Some records
──────

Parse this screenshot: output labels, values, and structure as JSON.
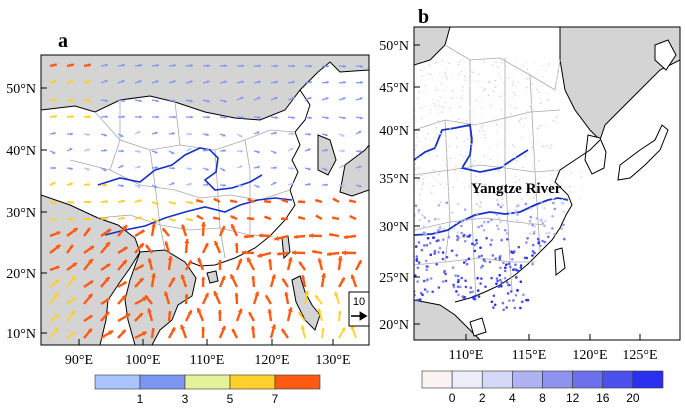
{
  "panels": {
    "a": {
      "letter": "a",
      "lat_ticks": [
        "10°N",
        "20°N",
        "30°N",
        "40°N",
        "50°N"
      ],
      "lon_ticks": [
        "90°E",
        "100°E",
        "110°E",
        "120°E",
        "130°E"
      ],
      "ref_vector_label": "10",
      "colorbar": {
        "labels": [
          "1",
          "3",
          "5",
          "7"
        ],
        "colors": [
          "#a9c4ff",
          "#7b97f2",
          "#e6f29a",
          "#ffd02a",
          "#ff5a12"
        ]
      },
      "vector_colors": [
        "#a9c4ff",
        "#7b97f2",
        "#e6f29a",
        "#ffd02a",
        "#ff5a12"
      ]
    },
    "b": {
      "letter": "b",
      "river_label": "Yangtze River",
      "lat_ticks": [
        "20°N",
        "25°N",
        "30°N",
        "35°N",
        "40°N",
        "45°N",
        "50°N"
      ],
      "lon_ticks": [
        "110°E",
        "115°E",
        "120°E",
        "125°E"
      ],
      "colorbar": {
        "labels": [
          "0",
          "2",
          "4",
          "8",
          "12",
          "16",
          "20"
        ],
        "colors": [
          "#fbf2f4",
          "#eeeefb",
          "#d6d8f8",
          "#b0b3f2",
          "#8f92ee",
          "#6c70ec",
          "#4c51ee",
          "#2a2ff0"
        ]
      }
    },
    "colors": {
      "land_mask": "#d4d4d4",
      "border": "#a8a8a8",
      "coast": "#000000",
      "river": "#1631c6"
    }
  }
}
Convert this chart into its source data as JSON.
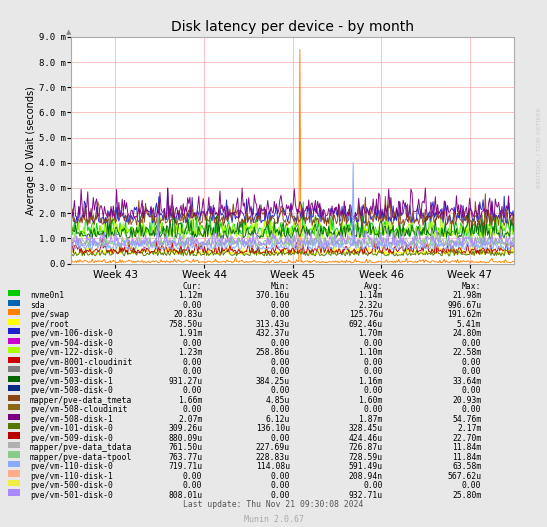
{
  "title": "Disk latency per device - by month",
  "ylabel": "Average IO Wait (seconds)",
  "x_labels": [
    "Week 43",
    "Week 44",
    "Week 45",
    "Week 46",
    "Week 47"
  ],
  "ylim_max": 0.009,
  "ytick_labels": [
    "0.0",
    "1.0 m",
    "2.0 m",
    "3.0 m",
    "4.0 m",
    "5.0 m",
    "6.0 m",
    "7.0 m",
    "8.0 m",
    "9.0 m"
  ],
  "background_color": "#e8e8e8",
  "plot_bg_color": "#ffffff",
  "grid_color": "#ffaaaa",
  "watermark": "RRDTOOL / TOBI OETIKER",
  "footer": "Munin 2.0.67",
  "last_update": "Last update: Thu Nov 21 09:30:08 2024",
  "legend_entries": [
    {
      "label": "nvme0n1",
      "color": "#00cc00",
      "cur": "1.12m",
      "min": "370.16u",
      "avg": "1.14m",
      "max": "21.98m"
    },
    {
      "label": "sda",
      "color": "#0066b3",
      "cur": "0.00",
      "min": "0.00",
      "avg": "2.32u",
      "max": "996.67u"
    },
    {
      "label": "pve/swap",
      "color": "#ff7f00",
      "cur": "20.83u",
      "min": "0.00",
      "avg": "125.76u",
      "max": "191.62m"
    },
    {
      "label": "pve/root",
      "color": "#ffff00",
      "cur": "758.50u",
      "min": "313.43u",
      "avg": "692.46u",
      "max": "5.41m"
    },
    {
      "label": "pve/vm-106-disk-0",
      "color": "#2020cc",
      "cur": "1.91m",
      "min": "432.37u",
      "avg": "1.70m",
      "max": "24.80m"
    },
    {
      "label": "pve/vm-504-disk-0",
      "color": "#cc00cc",
      "cur": "0.00",
      "min": "0.00",
      "avg": "0.00",
      "max": "0.00"
    },
    {
      "label": "pve/vm-122-disk-0",
      "color": "#aaff00",
      "cur": "1.23m",
      "min": "258.86u",
      "avg": "1.10m",
      "max": "22.58m"
    },
    {
      "label": "pve/vm-8001-cloudinit",
      "color": "#cc0000",
      "cur": "0.00",
      "min": "0.00",
      "avg": "0.00",
      "max": "0.00"
    },
    {
      "label": "pve/vm-503-disk-0",
      "color": "#808080",
      "cur": "0.00",
      "min": "0.00",
      "avg": "0.00",
      "max": "0.00"
    },
    {
      "label": "pve/vm-503-disk-1",
      "color": "#006600",
      "cur": "931.27u",
      "min": "384.25u",
      "avg": "1.16m",
      "max": "33.64m"
    },
    {
      "label": "pve/vm-508-disk-0",
      "color": "#002a84",
      "cur": "0.00",
      "min": "0.00",
      "avg": "0.00",
      "max": "0.00"
    },
    {
      "label": "mapper/pve-data_tmeta",
      "color": "#8b4513",
      "cur": "1.66m",
      "min": "4.85u",
      "avg": "1.60m",
      "max": "20.93m"
    },
    {
      "label": "pve/vm-508-cloudinit",
      "color": "#8b6914",
      "cur": "0.00",
      "min": "0.00",
      "avg": "0.00",
      "max": "0.00"
    },
    {
      "label": "pve/vm-508-disk-1",
      "color": "#7b0080",
      "cur": "2.07m",
      "min": "6.12u",
      "avg": "1.87m",
      "max": "54.76m"
    },
    {
      "label": "pve/vm-101-disk-0",
      "color": "#557700",
      "cur": "309.26u",
      "min": "136.10u",
      "avg": "328.45u",
      "max": "2.17m"
    },
    {
      "label": "pve/vm-509-disk-0",
      "color": "#bb0000",
      "cur": "880.09u",
      "min": "0.00",
      "avg": "424.46u",
      "max": "22.70m"
    },
    {
      "label": "mapper/pve-data_tdata",
      "color": "#b0b0b0",
      "cur": "761.50u",
      "min": "227.69u",
      "avg": "726.87u",
      "max": "11.84m"
    },
    {
      "label": "mapper/pve-data-tpool",
      "color": "#88cc88",
      "cur": "763.77u",
      "min": "228.83u",
      "avg": "728.59u",
      "max": "11.84m"
    },
    {
      "label": "pve/vm-110-disk-0",
      "color": "#88aaff",
      "cur": "719.71u",
      "min": "114.08u",
      "avg": "591.49u",
      "max": "63.58m"
    },
    {
      "label": "pve/vm-110-disk-1",
      "color": "#ffaa88",
      "cur": "0.00",
      "min": "0.00",
      "avg": "208.94n",
      "max": "567.62u"
    },
    {
      "label": "pve/vm-500-disk-0",
      "color": "#eeee44",
      "cur": "0.00",
      "min": "0.00",
      "avg": "0.00",
      "max": "0.00"
    },
    {
      "label": "pve/vm-501-disk-0",
      "color": "#aa88ff",
      "cur": "808.01u",
      "min": "0.00",
      "avg": "932.71u",
      "max": "25.80m"
    }
  ],
  "n_points": 400,
  "seed": 42
}
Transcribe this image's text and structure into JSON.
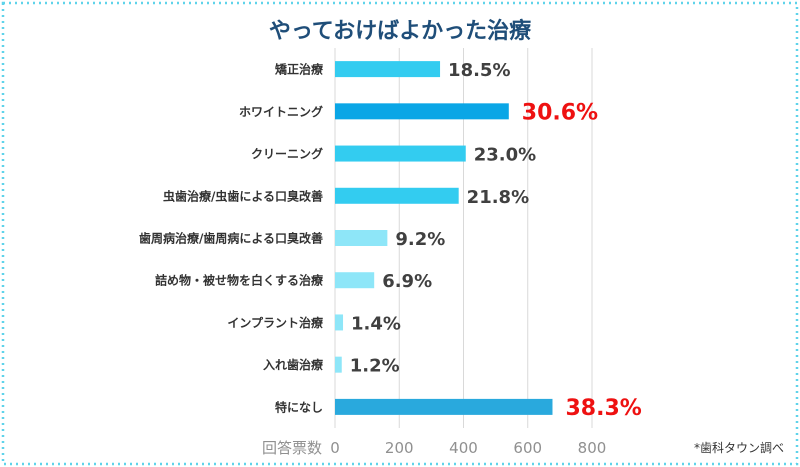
{
  "chart_data": {
    "type": "bar",
    "orientation": "horizontal",
    "title": "やっておけばよかった治療",
    "xlabel": "回答票数",
    "source_note": "*歯科タウン調べ",
    "xlim": [
      0,
      800
    ],
    "xticks": [
      0,
      200,
      400,
      600,
      800
    ],
    "grid": true,
    "categories": [
      "矯正治療",
      "ホワイトニング",
      "クリーニング",
      "虫歯治療/虫歯による口臭改善",
      "歯周病治療/歯周病による口臭改善",
      "詰め物・被せ物を白くする治療",
      "インプラント治療",
      "入れ歯治療",
      "特になし"
    ],
    "values": [
      327,
      541,
      407,
      385,
      163,
      122,
      25,
      21,
      677
    ],
    "data_labels": [
      "18.5%",
      "30.6%",
      "23.0%",
      "21.8%",
      "9.2%",
      "6.9%",
      "1.4%",
      "1.2%",
      "38.3%"
    ],
    "highlight": [
      false,
      true,
      false,
      false,
      false,
      false,
      false,
      false,
      true
    ],
    "bar_colors": [
      "#33ccf0",
      "#0aa6e6",
      "#33ccf0",
      "#33ccf0",
      "#8ee6f8",
      "#8ee6f8",
      "#8ee6f8",
      "#8ee6f8",
      "#29a9dd"
    ],
    "label_color": "#404040",
    "highlight_label_color": "#ee1111",
    "title_color": "#1f4e79",
    "border_color": "#5fd3ea",
    "grid_color": "#d9d9d9"
  }
}
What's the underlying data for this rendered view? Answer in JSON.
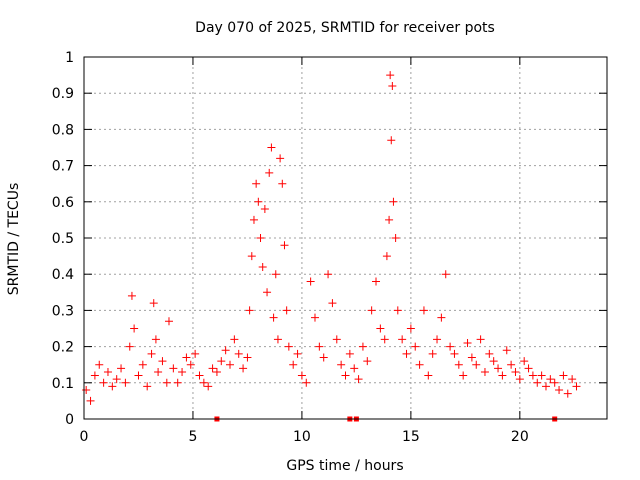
{
  "chart_data": {
    "type": "scatter",
    "title": "Day 070 of 2025, SRMTID for receiver pots",
    "xlabel": "GPS time / hours",
    "ylabel": "SRMTID / TECUs",
    "xlim": [
      0,
      24
    ],
    "ylim": [
      0,
      1
    ],
    "xticks": [
      0,
      5,
      10,
      15,
      20
    ],
    "yticks": [
      0,
      0.1,
      0.2,
      0.3,
      0.4,
      0.5,
      0.6,
      0.7,
      0.8,
      0.9,
      1
    ],
    "grid": true,
    "marker_color": "#ff0000",
    "series": [
      {
        "name": "SRMTID",
        "marker": "plus",
        "x": [
          0.1,
          0.3,
          0.5,
          0.7,
          0.9,
          1.1,
          1.3,
          1.5,
          1.7,
          1.9,
          2.1,
          2.2,
          2.3,
          2.5,
          2.7,
          2.9,
          3.1,
          3.2,
          3.3,
          3.4,
          3.6,
          3.8,
          3.9,
          4.1,
          4.3,
          4.5,
          4.7,
          4.9,
          5.1,
          5.3,
          5.5,
          5.7,
          5.9,
          6.1,
          6.3,
          6.5,
          6.7,
          6.9,
          7.1,
          7.3,
          7.5,
          7.6,
          7.7,
          7.8,
          7.9,
          8.0,
          8.1,
          8.2,
          8.3,
          8.4,
          8.5,
          8.6,
          8.7,
          8.8,
          8.9,
          9.0,
          9.1,
          9.2,
          9.3,
          9.4,
          9.6,
          9.8,
          10.0,
          10.2,
          10.4,
          10.6,
          10.8,
          11.0,
          11.2,
          11.4,
          11.6,
          11.8,
          12.0,
          12.2,
          12.4,
          12.6,
          12.8,
          13.0,
          13.2,
          13.4,
          13.6,
          13.8,
          13.9,
          14.0,
          14.05,
          14.1,
          14.15,
          14.2,
          14.3,
          14.4,
          14.6,
          14.8,
          15.0,
          15.2,
          15.4,
          15.6,
          15.8,
          16.0,
          16.2,
          16.4,
          16.6,
          16.8,
          17.0,
          17.2,
          17.4,
          17.6,
          17.8,
          18.0,
          18.2,
          18.4,
          18.6,
          18.8,
          19.0,
          19.2,
          19.4,
          19.6,
          19.8,
          20.0,
          20.2,
          20.4,
          20.6,
          20.8,
          21.0,
          21.2,
          21.4,
          21.6,
          21.8,
          22.0,
          22.2,
          22.4,
          22.6
        ],
        "y": [
          0.08,
          0.05,
          0.12,
          0.15,
          0.1,
          0.13,
          0.09,
          0.11,
          0.14,
          0.1,
          0.2,
          0.34,
          0.25,
          0.12,
          0.15,
          0.09,
          0.18,
          0.32,
          0.22,
          0.13,
          0.16,
          0.1,
          0.27,
          0.14,
          0.1,
          0.13,
          0.17,
          0.15,
          0.18,
          0.12,
          0.1,
          0.09,
          0.14,
          0.13,
          0.16,
          0.19,
          0.15,
          0.22,
          0.18,
          0.14,
          0.17,
          0.3,
          0.45,
          0.55,
          0.65,
          0.6,
          0.5,
          0.42,
          0.58,
          0.35,
          0.68,
          0.75,
          0.28,
          0.4,
          0.22,
          0.72,
          0.65,
          0.48,
          0.3,
          0.2,
          0.15,
          0.18,
          0.12,
          0.1,
          0.38,
          0.28,
          0.2,
          0.17,
          0.4,
          0.32,
          0.22,
          0.15,
          0.12,
          0.18,
          0.14,
          0.11,
          0.2,
          0.16,
          0.3,
          0.38,
          0.25,
          0.22,
          0.45,
          0.55,
          0.95,
          0.77,
          0.92,
          0.6,
          0.5,
          0.3,
          0.22,
          0.18,
          0.25,
          0.2,
          0.15,
          0.3,
          0.12,
          0.18,
          0.22,
          0.28,
          0.4,
          0.2,
          0.18,
          0.15,
          0.12,
          0.21,
          0.17,
          0.15,
          0.22,
          0.13,
          0.18,
          0.16,
          0.14,
          0.12,
          0.19,
          0.15,
          0.13,
          0.11,
          0.16,
          0.14,
          0.12,
          0.1,
          0.12,
          0.09,
          0.11,
          0.1,
          0.08,
          0.12,
          0.07,
          0.11,
          0.09
        ],
        "marker_points_x": [
          6.1,
          12.2,
          12.5,
          21.6
        ],
        "marker_points_y": [
          0,
          0,
          0,
          0
        ]
      }
    ]
  }
}
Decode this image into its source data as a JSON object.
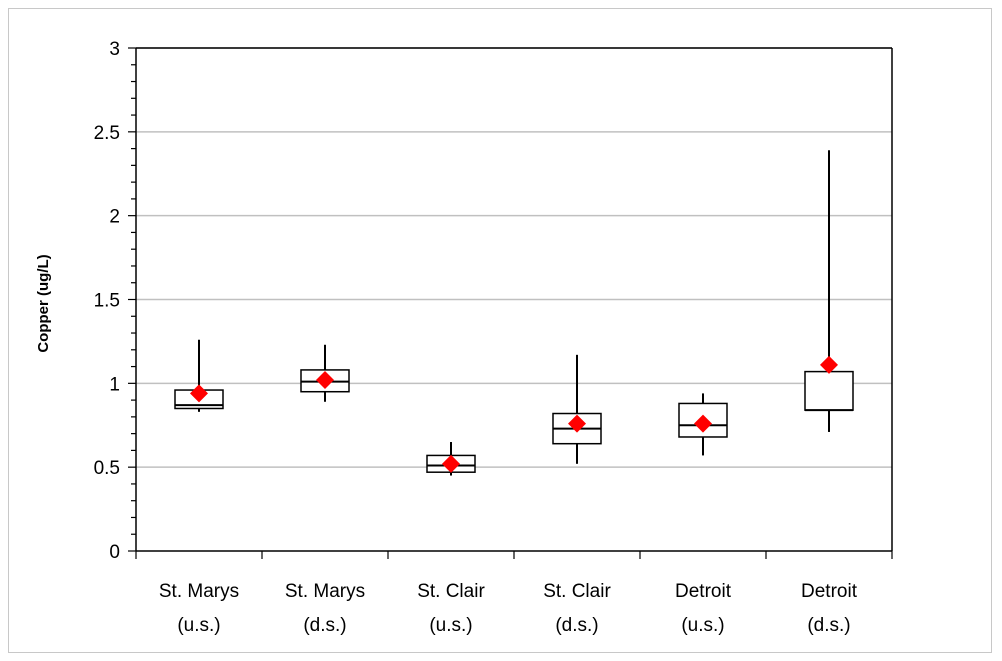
{
  "chart_data": {
    "type": "box",
    "title": "",
    "xlabel": "",
    "ylabel": "Copper (ug/L)",
    "ylim": [
      0,
      3
    ],
    "y_ticks": [
      "0",
      "0.5",
      "1",
      "1.5",
      "2",
      "2.5",
      "3"
    ],
    "grid": "horizontal",
    "categories": [
      {
        "line1": "St. Marys",
        "line2": "(u.s.)"
      },
      {
        "line1": "St. Marys",
        "line2": "(d.s.)"
      },
      {
        "line1": "St. Clair",
        "line2": "(u.s.)"
      },
      {
        "line1": "St. Clair",
        "line2": "(d.s.)"
      },
      {
        "line1": "Detroit",
        "line2": "(u.s.)"
      },
      {
        "line1": "Detroit",
        "line2": "(d.s.)"
      }
    ],
    "boxes": [
      {
        "min": 0.83,
        "q1": 0.85,
        "median": 0.87,
        "q3": 0.96,
        "max": 1.26,
        "mean": 0.94
      },
      {
        "min": 0.89,
        "q1": 0.95,
        "median": 1.01,
        "q3": 1.08,
        "max": 1.23,
        "mean": 1.02
      },
      {
        "min": 0.45,
        "q1": 0.47,
        "median": 0.51,
        "q3": 0.57,
        "max": 0.65,
        "mean": 0.52
      },
      {
        "min": 0.52,
        "q1": 0.64,
        "median": 0.73,
        "q3": 0.82,
        "max": 1.17,
        "mean": 0.76
      },
      {
        "min": 0.57,
        "q1": 0.68,
        "median": 0.75,
        "q3": 0.88,
        "max": 0.94,
        "mean": 0.76
      },
      {
        "min": 0.71,
        "q1": 0.84,
        "median": 0.84,
        "q3": 1.07,
        "max": 2.39,
        "mean": 1.11
      }
    ],
    "colors": {
      "mean_marker": "#ff0000",
      "grid": "#c0c0c0",
      "axis": "#000000"
    }
  }
}
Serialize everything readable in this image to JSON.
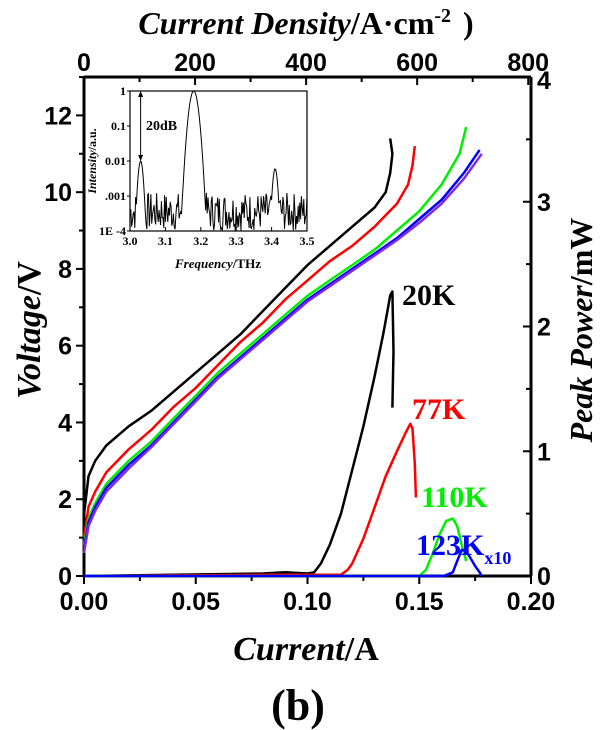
{
  "chart_data": {
    "type": "line",
    "panel_label": "(b)",
    "xlabel": {
      "italic": "Current",
      "normal": "/A"
    },
    "x2label": {
      "italic": "Current Density",
      "normal": "/A·cm",
      "sup": "-2",
      "tail": ")"
    },
    "ylabel": {
      "italic": "Voltage",
      "normal": "/V"
    },
    "y2label": {
      "italic": "Peak Power",
      "normal": "/mW"
    },
    "xlim": [
      0,
      0.2
    ],
    "x2lim": [
      0,
      805
    ],
    "ylim": [
      0,
      13
    ],
    "y2lim": [
      0,
      4
    ],
    "x_ticks": [
      "0.00",
      "0.05",
      "0.10",
      "0.15",
      "0.20"
    ],
    "x_tick_values": [
      0,
      0.05,
      0.1,
      0.15,
      0.2
    ],
    "x2_ticks": [
      "0",
      "200",
      "400",
      "600",
      "800"
    ],
    "x2_tick_values": [
      0,
      200,
      400,
      600,
      800
    ],
    "y_ticks": [
      "0",
      "2",
      "4",
      "6",
      "8",
      "10",
      "12"
    ],
    "y_tick_values": [
      0,
      2,
      4,
      6,
      8,
      10,
      12
    ],
    "y2_ticks": [
      "0",
      "1",
      "2",
      "3",
      "4"
    ],
    "y2_tick_values": [
      0,
      1,
      2,
      3,
      4
    ],
    "voltage_series": [
      {
        "name": "20K V-I",
        "color": "#000000",
        "x": [
          0,
          0.002,
          0.005,
          0.01,
          0.02,
          0.03,
          0.04,
          0.05,
          0.06,
          0.07,
          0.08,
          0.09,
          0.1,
          0.11,
          0.12,
          0.13,
          0.135,
          0.137,
          0.138,
          0.137
        ],
        "y": [
          1.6,
          2.6,
          3.0,
          3.4,
          3.9,
          4.3,
          4.8,
          5.3,
          5.8,
          6.3,
          6.9,
          7.5,
          8.1,
          8.6,
          9.1,
          9.6,
          10.0,
          10.5,
          11.0,
          11.4
        ]
      },
      {
        "name": "77K V-I",
        "color": "#ff0000",
        "x": [
          0,
          0.002,
          0.005,
          0.01,
          0.02,
          0.03,
          0.04,
          0.05,
          0.06,
          0.07,
          0.08,
          0.09,
          0.1,
          0.11,
          0.12,
          0.13,
          0.14,
          0.145,
          0.147,
          0.148
        ],
        "y": [
          1.0,
          1.8,
          2.2,
          2.7,
          3.3,
          3.8,
          4.4,
          4.9,
          5.5,
          6.1,
          6.6,
          7.2,
          7.7,
          8.2,
          8.6,
          9.1,
          9.7,
          10.2,
          10.7,
          11.2
        ]
      },
      {
        "name": "110K V-I",
        "color": "#00ee00",
        "x": [
          0,
          0.002,
          0.005,
          0.01,
          0.02,
          0.03,
          0.04,
          0.05,
          0.06,
          0.07,
          0.08,
          0.09,
          0.1,
          0.11,
          0.12,
          0.13,
          0.14,
          0.15,
          0.16,
          0.168,
          0.171
        ],
        "y": [
          0.8,
          1.5,
          1.9,
          2.4,
          3.0,
          3.5,
          4.1,
          4.7,
          5.3,
          5.8,
          6.3,
          6.8,
          7.3,
          7.7,
          8.1,
          8.5,
          9.0,
          9.5,
          10.2,
          11.0,
          11.7
        ]
      },
      {
        "name": "123K V-I",
        "color": "#0000ff",
        "x": [
          0,
          0.002,
          0.005,
          0.01,
          0.02,
          0.03,
          0.04,
          0.05,
          0.06,
          0.07,
          0.08,
          0.09,
          0.1,
          0.11,
          0.12,
          0.13,
          0.14,
          0.15,
          0.16,
          0.17,
          0.177
        ],
        "y": [
          0.7,
          1.4,
          1.8,
          2.3,
          2.9,
          3.4,
          4.0,
          4.6,
          5.2,
          5.7,
          6.2,
          6.7,
          7.2,
          7.6,
          8.0,
          8.4,
          8.8,
          9.3,
          9.8,
          10.5,
          11.1
        ]
      },
      {
        "name": "Additional V-I",
        "color": "#7f2be0",
        "x": [
          0,
          0.002,
          0.005,
          0.01,
          0.02,
          0.03,
          0.04,
          0.05,
          0.06,
          0.07,
          0.08,
          0.09,
          0.1,
          0.11,
          0.12,
          0.13,
          0.14,
          0.15,
          0.16,
          0.17,
          0.178
        ],
        "y": [
          0.6,
          1.3,
          1.7,
          2.2,
          2.8,
          3.35,
          3.95,
          4.55,
          5.15,
          5.65,
          6.15,
          6.65,
          7.15,
          7.55,
          7.95,
          8.35,
          8.75,
          9.2,
          9.7,
          10.35,
          11.0
        ]
      }
    ],
    "power_series": [
      {
        "name": "20K",
        "label": "20K",
        "label_sub": "",
        "color": "#000000",
        "x": [
          0,
          0.08,
          0.09,
          0.1,
          0.103,
          0.106,
          0.11,
          0.115,
          0.12,
          0.125,
          0.13,
          0.134,
          0.136,
          0.137,
          0.138,
          0.1385,
          0.138
        ],
        "y": [
          0,
          0.02,
          0.03,
          0.02,
          0.03,
          0.1,
          0.25,
          0.5,
          0.85,
          1.2,
          1.6,
          1.95,
          2.15,
          2.25,
          2.28,
          1.8,
          1.35
        ]
      },
      {
        "name": "77K",
        "label": "77K",
        "label_sub": "",
        "color": "#ff0000",
        "x": [
          0,
          0.08,
          0.1,
          0.115,
          0.118,
          0.12,
          0.125,
          0.13,
          0.135,
          0.14,
          0.144,
          0.146,
          0.147,
          0.148,
          0.1485
        ],
        "y": [
          0,
          0.01,
          0.01,
          0.01,
          0.05,
          0.1,
          0.3,
          0.55,
          0.8,
          1.0,
          1.15,
          1.22,
          1.18,
          0.9,
          0.63
        ]
      },
      {
        "name": "110K",
        "label": "110K",
        "label_sub": "",
        "color": "#00ee00",
        "x": [
          0,
          0.15,
          0.153,
          0.156,
          0.159,
          0.162,
          0.165,
          0.167,
          0.169,
          0.171
        ],
        "y": [
          0,
          0.0,
          0.05,
          0.18,
          0.33,
          0.44,
          0.46,
          0.4,
          0.25,
          0.12
        ]
      },
      {
        "name": "123K",
        "label": "123K",
        "label_sub": "x10",
        "color": "#0000ff",
        "x": [
          0,
          0.161,
          0.165,
          0.167,
          0.169,
          0.171,
          0.173,
          0.175,
          0.177,
          0.178
        ],
        "y": [
          0,
          0.0,
          0.03,
          0.12,
          0.21,
          0.2,
          0.14,
          0.08,
          0.03,
          0.0
        ]
      }
    ],
    "inset": {
      "type": "line",
      "xlabel": {
        "italic": "Frequency",
        "normal": "/THz"
      },
      "ylabel": {
        "italic": "Intensity",
        "normal": "/a.u."
      },
      "xlim": [
        3.0,
        3.5
      ],
      "ylim_log": [
        0.0001,
        1
      ],
      "x_ticks": [
        "3.0",
        "3.1",
        "3.2",
        "3.3",
        "3.4",
        "3.5"
      ],
      "x_tick_values": [
        3.0,
        3.1,
        3.2,
        3.3,
        3.4,
        3.5
      ],
      "y_ticks": [
        "1E -4",
        ".001",
        "0.01",
        "0.1",
        "1"
      ],
      "y_tick_values": [
        0.0001,
        0.001,
        0.01,
        0.1,
        1
      ],
      "annotation": "20dB",
      "annotation_arrow": {
        "x": 3.03,
        "y_from": 0.01,
        "y_to": 1
      },
      "peaks": [
        {
          "x": 3.03,
          "y": 0.01
        },
        {
          "x": 3.18,
          "y": 1
        },
        {
          "x": 3.41,
          "y": 0.006
        }
      ]
    }
  }
}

──────

* Task statement:
Copy all lines from the data that hold the word "normal".

* Solution for this task:
      "normal": "/A"
      "normal": "/A·cm",
      "normal": "/V"
      "normal": "/mW"
        "normal": "/THz"
        "normal": "/a.u."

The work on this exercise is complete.